Where a line in the listing below contains the word "skręcając", copy that line.

**PROVIDED DATA**
::::

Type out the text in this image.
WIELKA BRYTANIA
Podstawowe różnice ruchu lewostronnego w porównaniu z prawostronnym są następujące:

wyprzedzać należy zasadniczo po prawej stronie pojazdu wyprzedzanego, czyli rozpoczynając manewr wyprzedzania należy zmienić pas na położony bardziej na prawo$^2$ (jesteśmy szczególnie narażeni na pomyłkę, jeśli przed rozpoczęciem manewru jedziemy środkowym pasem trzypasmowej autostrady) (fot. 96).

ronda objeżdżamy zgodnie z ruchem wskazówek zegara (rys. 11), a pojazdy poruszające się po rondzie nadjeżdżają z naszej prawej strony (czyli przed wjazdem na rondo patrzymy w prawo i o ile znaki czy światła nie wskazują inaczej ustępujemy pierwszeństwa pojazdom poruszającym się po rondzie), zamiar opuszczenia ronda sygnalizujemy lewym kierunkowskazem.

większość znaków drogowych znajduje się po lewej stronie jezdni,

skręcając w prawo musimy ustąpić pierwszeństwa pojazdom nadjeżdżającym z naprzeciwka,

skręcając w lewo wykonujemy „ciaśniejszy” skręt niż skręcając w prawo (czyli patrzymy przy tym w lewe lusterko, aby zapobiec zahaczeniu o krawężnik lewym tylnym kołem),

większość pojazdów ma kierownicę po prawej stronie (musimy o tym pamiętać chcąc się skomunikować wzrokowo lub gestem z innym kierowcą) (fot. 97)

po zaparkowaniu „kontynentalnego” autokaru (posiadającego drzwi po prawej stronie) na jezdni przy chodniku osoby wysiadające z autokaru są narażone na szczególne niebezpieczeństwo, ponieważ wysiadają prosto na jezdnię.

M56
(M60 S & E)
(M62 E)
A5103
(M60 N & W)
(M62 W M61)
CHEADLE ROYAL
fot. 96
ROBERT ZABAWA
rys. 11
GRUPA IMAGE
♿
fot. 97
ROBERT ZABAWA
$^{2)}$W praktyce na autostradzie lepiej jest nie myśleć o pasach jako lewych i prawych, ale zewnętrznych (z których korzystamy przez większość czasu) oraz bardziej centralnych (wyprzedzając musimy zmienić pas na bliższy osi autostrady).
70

::::

**ANSWER FOR THE TASK**
skręcając w prawo musimy ustąpić pierwszeństwa pojazdom nadjeżdżającym z naprzeciwka,
skręcając w lewo wykonujemy „ciaśniejszy” skręt niż skręcając w prawo (czyli patrzymy przy tym w lewe lusterko, aby zapobiec zahaczeniu o krawężnik lewym tylnym kołem),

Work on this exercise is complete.